-- start Supplied data --

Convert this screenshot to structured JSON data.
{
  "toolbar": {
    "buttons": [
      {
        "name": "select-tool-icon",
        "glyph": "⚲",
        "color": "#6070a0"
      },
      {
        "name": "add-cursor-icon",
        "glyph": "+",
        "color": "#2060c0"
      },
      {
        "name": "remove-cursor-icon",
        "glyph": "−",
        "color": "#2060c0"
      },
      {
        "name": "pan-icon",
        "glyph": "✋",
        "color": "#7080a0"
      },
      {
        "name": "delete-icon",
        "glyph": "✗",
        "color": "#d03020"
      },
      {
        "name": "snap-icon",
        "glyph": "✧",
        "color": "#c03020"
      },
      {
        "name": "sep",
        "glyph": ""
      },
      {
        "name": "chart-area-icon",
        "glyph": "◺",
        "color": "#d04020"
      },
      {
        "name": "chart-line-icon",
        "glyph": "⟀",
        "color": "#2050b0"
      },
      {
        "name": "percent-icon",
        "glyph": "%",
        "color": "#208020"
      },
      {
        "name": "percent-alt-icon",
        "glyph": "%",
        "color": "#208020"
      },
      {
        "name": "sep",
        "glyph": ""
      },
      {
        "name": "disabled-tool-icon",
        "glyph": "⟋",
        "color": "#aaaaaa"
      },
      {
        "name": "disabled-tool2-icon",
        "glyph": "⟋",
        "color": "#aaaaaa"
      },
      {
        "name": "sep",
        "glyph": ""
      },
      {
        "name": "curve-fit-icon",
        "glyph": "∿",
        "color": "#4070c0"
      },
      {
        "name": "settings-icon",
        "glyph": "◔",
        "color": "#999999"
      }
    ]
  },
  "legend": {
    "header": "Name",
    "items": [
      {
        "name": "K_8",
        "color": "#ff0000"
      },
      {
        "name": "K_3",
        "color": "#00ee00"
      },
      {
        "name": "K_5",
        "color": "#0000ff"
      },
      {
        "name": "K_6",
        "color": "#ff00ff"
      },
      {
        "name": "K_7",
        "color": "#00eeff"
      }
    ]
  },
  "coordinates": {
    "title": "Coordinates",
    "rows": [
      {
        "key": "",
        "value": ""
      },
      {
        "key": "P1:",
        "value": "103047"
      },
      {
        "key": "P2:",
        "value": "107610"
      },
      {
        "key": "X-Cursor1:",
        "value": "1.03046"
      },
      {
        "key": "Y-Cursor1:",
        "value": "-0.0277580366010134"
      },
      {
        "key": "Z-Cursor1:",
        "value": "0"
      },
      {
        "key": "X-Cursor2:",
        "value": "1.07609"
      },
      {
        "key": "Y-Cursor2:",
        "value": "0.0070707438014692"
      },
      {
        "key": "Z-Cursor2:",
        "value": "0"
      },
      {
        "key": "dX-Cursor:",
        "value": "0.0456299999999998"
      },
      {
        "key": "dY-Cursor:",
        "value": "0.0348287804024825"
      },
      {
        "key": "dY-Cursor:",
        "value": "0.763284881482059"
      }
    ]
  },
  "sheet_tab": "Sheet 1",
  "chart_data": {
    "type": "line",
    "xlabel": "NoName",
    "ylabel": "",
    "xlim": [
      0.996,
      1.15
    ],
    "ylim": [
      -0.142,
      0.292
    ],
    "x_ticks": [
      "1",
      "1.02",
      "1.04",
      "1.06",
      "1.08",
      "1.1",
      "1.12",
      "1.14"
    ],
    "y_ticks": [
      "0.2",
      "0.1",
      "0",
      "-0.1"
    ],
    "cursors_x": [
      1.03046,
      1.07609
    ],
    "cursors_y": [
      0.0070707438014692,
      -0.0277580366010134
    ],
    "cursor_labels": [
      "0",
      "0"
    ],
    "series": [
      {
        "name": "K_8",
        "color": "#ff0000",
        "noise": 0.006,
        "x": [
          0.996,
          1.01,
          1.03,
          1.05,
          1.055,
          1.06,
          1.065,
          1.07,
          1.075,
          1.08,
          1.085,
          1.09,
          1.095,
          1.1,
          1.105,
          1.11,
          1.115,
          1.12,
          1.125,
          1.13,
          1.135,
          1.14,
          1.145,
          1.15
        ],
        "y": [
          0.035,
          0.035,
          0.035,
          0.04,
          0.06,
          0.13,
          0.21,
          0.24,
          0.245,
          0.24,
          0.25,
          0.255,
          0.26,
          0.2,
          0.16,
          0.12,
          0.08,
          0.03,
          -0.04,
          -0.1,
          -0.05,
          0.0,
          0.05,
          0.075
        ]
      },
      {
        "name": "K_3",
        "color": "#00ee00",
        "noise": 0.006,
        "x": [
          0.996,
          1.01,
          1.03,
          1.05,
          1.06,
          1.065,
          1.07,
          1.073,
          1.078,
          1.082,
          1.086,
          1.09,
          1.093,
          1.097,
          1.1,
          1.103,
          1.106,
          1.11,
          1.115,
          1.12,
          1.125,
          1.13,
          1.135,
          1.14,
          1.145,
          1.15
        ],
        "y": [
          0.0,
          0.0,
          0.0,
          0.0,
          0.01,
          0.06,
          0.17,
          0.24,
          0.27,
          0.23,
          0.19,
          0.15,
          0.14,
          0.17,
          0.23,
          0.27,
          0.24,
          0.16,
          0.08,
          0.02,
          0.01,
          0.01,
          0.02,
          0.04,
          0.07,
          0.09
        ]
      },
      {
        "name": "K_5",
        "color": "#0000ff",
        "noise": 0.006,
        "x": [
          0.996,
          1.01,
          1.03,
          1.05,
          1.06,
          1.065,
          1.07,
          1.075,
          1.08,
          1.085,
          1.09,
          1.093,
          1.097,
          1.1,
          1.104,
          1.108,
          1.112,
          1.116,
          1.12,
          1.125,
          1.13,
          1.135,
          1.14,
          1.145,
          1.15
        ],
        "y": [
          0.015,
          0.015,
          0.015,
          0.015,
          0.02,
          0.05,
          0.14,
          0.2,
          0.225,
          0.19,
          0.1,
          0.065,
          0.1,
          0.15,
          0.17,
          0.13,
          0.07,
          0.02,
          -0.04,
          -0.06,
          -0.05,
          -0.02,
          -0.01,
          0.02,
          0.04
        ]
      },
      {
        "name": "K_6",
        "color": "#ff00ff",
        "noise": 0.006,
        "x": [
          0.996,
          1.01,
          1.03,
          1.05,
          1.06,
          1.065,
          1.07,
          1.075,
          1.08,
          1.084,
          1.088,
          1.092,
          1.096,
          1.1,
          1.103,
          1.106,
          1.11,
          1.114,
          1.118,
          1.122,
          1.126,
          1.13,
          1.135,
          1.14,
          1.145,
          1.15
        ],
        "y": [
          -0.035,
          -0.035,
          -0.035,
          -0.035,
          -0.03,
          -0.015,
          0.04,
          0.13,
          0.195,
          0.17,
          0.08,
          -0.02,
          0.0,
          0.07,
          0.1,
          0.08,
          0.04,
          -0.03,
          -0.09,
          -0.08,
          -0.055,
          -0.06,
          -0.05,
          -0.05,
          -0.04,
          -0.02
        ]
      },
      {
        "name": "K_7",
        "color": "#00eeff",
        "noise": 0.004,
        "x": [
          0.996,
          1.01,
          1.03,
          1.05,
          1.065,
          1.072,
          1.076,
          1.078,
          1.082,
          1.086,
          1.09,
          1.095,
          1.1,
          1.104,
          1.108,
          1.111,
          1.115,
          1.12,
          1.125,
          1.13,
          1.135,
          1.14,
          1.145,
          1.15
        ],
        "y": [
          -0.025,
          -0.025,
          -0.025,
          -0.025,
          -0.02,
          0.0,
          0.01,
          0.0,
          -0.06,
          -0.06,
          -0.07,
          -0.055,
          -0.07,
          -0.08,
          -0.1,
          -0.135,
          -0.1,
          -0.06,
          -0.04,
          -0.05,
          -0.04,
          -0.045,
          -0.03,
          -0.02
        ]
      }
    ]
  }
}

-- end Supplied data --

Prompt — Restate all of the entries above precisely.

Exercise solution —
Convert this screenshot to structured JSON data.
{
  "toolbar": {
    "buttons": [
      {
        "name": "select-tool-icon",
        "glyph": "⚲",
        "color": "#6070a0"
      },
      {
        "name": "add-cursor-icon",
        "glyph": "+",
        "color": "#2060c0"
      },
      {
        "name": "remove-cursor-icon",
        "glyph": "−",
        "color": "#2060c0"
      },
      {
        "name": "pan-icon",
        "glyph": "✋",
        "color": "#7080a0"
      },
      {
        "name": "delete-icon",
        "glyph": "✗",
        "color": "#d03020"
      },
      {
        "name": "snap-icon",
        "glyph": "✧",
        "color": "#c03020"
      },
      {
        "name": "sep",
        "glyph": ""
      },
      {
        "name": "chart-area-icon",
        "glyph": "◺",
        "color": "#d04020"
      },
      {
        "name": "chart-line-icon",
        "glyph": "⟀",
        "color": "#2050b0"
      },
      {
        "name": "percent-icon",
        "glyph": "%",
        "color": "#208020"
      },
      {
        "name": "percent-alt-icon",
        "glyph": "%",
        "color": "#208020"
      },
      {
        "name": "sep",
        "glyph": ""
      },
      {
        "name": "disabled-tool-icon",
        "glyph": "⟋",
        "color": "#aaaaaa"
      },
      {
        "name": "disabled-tool2-icon",
        "glyph": "⟋",
        "color": "#aaaaaa"
      },
      {
        "name": "sep",
        "glyph": ""
      },
      {
        "name": "curve-fit-icon",
        "glyph": "∿",
        "color": "#4070c0"
      },
      {
        "name": "settings-icon",
        "glyph": "◔",
        "color": "#999999"
      }
    ]
  },
  "legend": {
    "header": "Name",
    "items": [
      {
        "name": "K_8",
        "color": "#ff0000"
      },
      {
        "name": "K_3",
        "color": "#00ee00"
      },
      {
        "name": "K_5",
        "color": "#0000ff"
      },
      {
        "name": "K_6",
        "color": "#ff00ff"
      },
      {
        "name": "K_7",
        "color": "#00eeff"
      }
    ]
  },
  "coordinates": {
    "title": "Coordinates",
    "rows": [
      {
        "key": "",
        "value": ""
      },
      {
        "key": "P1:",
        "value": "103047"
      },
      {
        "key": "P2:",
        "value": "107610"
      },
      {
        "key": "X-Cursor1:",
        "value": "1.03046"
      },
      {
        "key": "Y-Cursor1:",
        "value": "-0.0277580366010134"
      },
      {
        "key": "Z-Cursor1:",
        "value": "0"
      },
      {
        "key": "X-Cursor2:",
        "value": "1.07609"
      },
      {
        "key": "Y-Cursor2:",
        "value": "0.0070707438014692"
      },
      {
        "key": "Z-Cursor2:",
        "value": "0"
      },
      {
        "key": "dX-Cursor:",
        "value": "0.0456299999999998"
      },
      {
        "key": "dY-Cursor:",
        "value": "0.0348287804024825"
      },
      {
        "key": "dY-Cursor:",
        "value": "0.763284881482059"
      }
    ]
  },
  "sheet_tab": "Sheet 1",
  "chart_data": {
    "type": "line",
    "xlabel": "NoName",
    "ylabel": "",
    "xlim": [
      0.996,
      1.15
    ],
    "ylim": [
      -0.142,
      0.292
    ],
    "x_ticks": [
      "1",
      "1.02",
      "1.04",
      "1.06",
      "1.08",
      "1.1",
      "1.12",
      "1.14"
    ],
    "y_ticks": [
      "0.2",
      "0.1",
      "0",
      "-0.1"
    ],
    "cursors_x": [
      1.03046,
      1.07609
    ],
    "cursors_y": [
      0.0070707438014692,
      -0.0277580366010134
    ],
    "cursor_labels": [
      "0",
      "0"
    ],
    "series": [
      {
        "name": "K_8",
        "color": "#ff0000",
        "noise": 0.006,
        "x": [
          0.996,
          1.01,
          1.03,
          1.05,
          1.055,
          1.06,
          1.065,
          1.07,
          1.075,
          1.08,
          1.085,
          1.09,
          1.095,
          1.1,
          1.105,
          1.11,
          1.115,
          1.12,
          1.125,
          1.13,
          1.135,
          1.14,
          1.145,
          1.15
        ],
        "y": [
          0.035,
          0.035,
          0.035,
          0.04,
          0.06,
          0.13,
          0.21,
          0.24,
          0.245,
          0.24,
          0.25,
          0.255,
          0.26,
          0.2,
          0.16,
          0.12,
          0.08,
          0.03,
          -0.04,
          -0.1,
          -0.05,
          0.0,
          0.05,
          0.075
        ]
      },
      {
        "name": "K_3",
        "color": "#00ee00",
        "noise": 0.006,
        "x": [
          0.996,
          1.01,
          1.03,
          1.05,
          1.06,
          1.065,
          1.07,
          1.073,
          1.078,
          1.082,
          1.086,
          1.09,
          1.093,
          1.097,
          1.1,
          1.103,
          1.106,
          1.11,
          1.115,
          1.12,
          1.125,
          1.13,
          1.135,
          1.14,
          1.145,
          1.15
        ],
        "y": [
          0.0,
          0.0,
          0.0,
          0.0,
          0.01,
          0.06,
          0.17,
          0.24,
          0.27,
          0.23,
          0.19,
          0.15,
          0.14,
          0.17,
          0.23,
          0.27,
          0.24,
          0.16,
          0.08,
          0.02,
          0.01,
          0.01,
          0.02,
          0.04,
          0.07,
          0.09
        ]
      },
      {
        "name": "K_5",
        "color": "#0000ff",
        "noise": 0.006,
        "x": [
          0.996,
          1.01,
          1.03,
          1.05,
          1.06,
          1.065,
          1.07,
          1.075,
          1.08,
          1.085,
          1.09,
          1.093,
          1.097,
          1.1,
          1.104,
          1.108,
          1.112,
          1.116,
          1.12,
          1.125,
          1.13,
          1.135,
          1.14,
          1.145,
          1.15
        ],
        "y": [
          0.015,
          0.015,
          0.015,
          0.015,
          0.02,
          0.05,
          0.14,
          0.2,
          0.225,
          0.19,
          0.1,
          0.065,
          0.1,
          0.15,
          0.17,
          0.13,
          0.07,
          0.02,
          -0.04,
          -0.06,
          -0.05,
          -0.02,
          -0.01,
          0.02,
          0.04
        ]
      },
      {
        "name": "K_6",
        "color": "#ff00ff",
        "noise": 0.006,
        "x": [
          0.996,
          1.01,
          1.03,
          1.05,
          1.06,
          1.065,
          1.07,
          1.075,
          1.08,
          1.084,
          1.088,
          1.092,
          1.096,
          1.1,
          1.103,
          1.106,
          1.11,
          1.114,
          1.118,
          1.122,
          1.126,
          1.13,
          1.135,
          1.14,
          1.145,
          1.15
        ],
        "y": [
          -0.035,
          -0.035,
          -0.035,
          -0.035,
          -0.03,
          -0.015,
          0.04,
          0.13,
          0.195,
          0.17,
          0.08,
          -0.02,
          0.0,
          0.07,
          0.1,
          0.08,
          0.04,
          -0.03,
          -0.09,
          -0.08,
          -0.055,
          -0.06,
          -0.05,
          -0.05,
          -0.04,
          -0.02
        ]
      },
      {
        "name": "K_7",
        "color": "#00eeff",
        "noise": 0.004,
        "x": [
          0.996,
          1.01,
          1.03,
          1.05,
          1.065,
          1.072,
          1.076,
          1.078,
          1.082,
          1.086,
          1.09,
          1.095,
          1.1,
          1.104,
          1.108,
          1.111,
          1.115,
          1.12,
          1.125,
          1.13,
          1.135,
          1.14,
          1.145,
          1.15
        ],
        "y": [
          -0.025,
          -0.025,
          -0.025,
          -0.025,
          -0.02,
          0.0,
          0.01,
          0.0,
          -0.06,
          -0.06,
          -0.07,
          -0.055,
          -0.07,
          -0.08,
          -0.1,
          -0.135,
          -0.1,
          -0.06,
          -0.04,
          -0.05,
          -0.04,
          -0.045,
          -0.03,
          -0.02
        ]
      }
    ]
  }
}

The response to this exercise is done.